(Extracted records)
══════

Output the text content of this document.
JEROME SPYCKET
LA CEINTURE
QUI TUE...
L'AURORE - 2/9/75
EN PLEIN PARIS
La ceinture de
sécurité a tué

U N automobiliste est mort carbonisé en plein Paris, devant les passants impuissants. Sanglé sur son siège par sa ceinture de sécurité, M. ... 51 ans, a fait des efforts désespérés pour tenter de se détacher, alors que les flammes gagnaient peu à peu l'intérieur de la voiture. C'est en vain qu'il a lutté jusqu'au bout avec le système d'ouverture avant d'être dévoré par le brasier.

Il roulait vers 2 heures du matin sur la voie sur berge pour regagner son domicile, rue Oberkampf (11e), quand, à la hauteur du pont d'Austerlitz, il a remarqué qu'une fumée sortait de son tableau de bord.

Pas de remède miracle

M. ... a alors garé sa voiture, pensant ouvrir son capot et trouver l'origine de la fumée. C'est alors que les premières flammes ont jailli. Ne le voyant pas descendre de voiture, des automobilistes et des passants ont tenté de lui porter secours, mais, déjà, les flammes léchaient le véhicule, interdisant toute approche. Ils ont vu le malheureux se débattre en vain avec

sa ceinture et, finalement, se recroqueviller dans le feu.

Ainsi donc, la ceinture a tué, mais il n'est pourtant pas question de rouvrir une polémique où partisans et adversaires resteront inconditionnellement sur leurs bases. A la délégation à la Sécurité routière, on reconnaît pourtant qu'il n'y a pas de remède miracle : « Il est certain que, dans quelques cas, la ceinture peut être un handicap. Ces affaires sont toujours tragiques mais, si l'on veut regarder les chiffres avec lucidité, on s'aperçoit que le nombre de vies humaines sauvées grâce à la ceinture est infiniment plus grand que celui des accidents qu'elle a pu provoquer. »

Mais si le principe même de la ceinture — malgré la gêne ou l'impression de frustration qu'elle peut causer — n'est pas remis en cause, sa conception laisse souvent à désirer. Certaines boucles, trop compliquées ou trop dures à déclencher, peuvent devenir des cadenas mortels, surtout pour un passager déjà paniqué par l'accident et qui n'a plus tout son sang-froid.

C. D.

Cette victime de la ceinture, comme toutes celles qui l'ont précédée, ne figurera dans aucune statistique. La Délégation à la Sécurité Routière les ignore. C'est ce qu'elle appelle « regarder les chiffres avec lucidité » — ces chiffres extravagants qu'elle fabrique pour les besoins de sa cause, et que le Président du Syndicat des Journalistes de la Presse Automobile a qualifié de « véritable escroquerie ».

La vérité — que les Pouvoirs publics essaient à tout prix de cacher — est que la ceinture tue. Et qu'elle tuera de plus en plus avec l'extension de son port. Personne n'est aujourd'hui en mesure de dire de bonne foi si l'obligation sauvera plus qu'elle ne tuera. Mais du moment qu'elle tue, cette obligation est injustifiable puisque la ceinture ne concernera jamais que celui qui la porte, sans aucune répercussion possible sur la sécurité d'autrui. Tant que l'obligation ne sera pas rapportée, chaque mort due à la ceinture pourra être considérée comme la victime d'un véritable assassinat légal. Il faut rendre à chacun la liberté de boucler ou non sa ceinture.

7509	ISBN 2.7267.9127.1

══════

• **Exercise aim**: Look above for every line with the word "regarder" and copy it.

• **Output of the exercise**:
Ainsi donc, la ceinture a tué, mais il n'est pourtant pas question de rouvrir une polémique où partisans et adversaires resteront inconditionnellement sur leurs bases. A la délégation à la Sécurité routière, on reconnaît pourtant qu'il n'y a pas de remède miracle : « Il est certain que, dans quelques cas, la ceinture peut être un handicap. Ces affaires sont toujours tragiques mais, si l'on veut regarder les chiffres avec lucidité, on s'aperçoit que le nombre de vies humaines sauvées grâce à la ceinture est infiniment plus grand que celui des accidents qu'elle a pu provoquer. »
Cette victime de la ceinture, comme toutes celles qui l'ont précédée, ne figurera dans aucune statistique. La Délégation à la Sécurité Routière les ignore. C'est ce qu'elle appelle « regarder les chiffres avec lucidité » — ces chiffres extravagants qu'elle fabrique pour les besoins de sa cause, et que le Président du Syndicat des Journalistes de la Presse Automobile a qualifié de « véritable escroquerie ».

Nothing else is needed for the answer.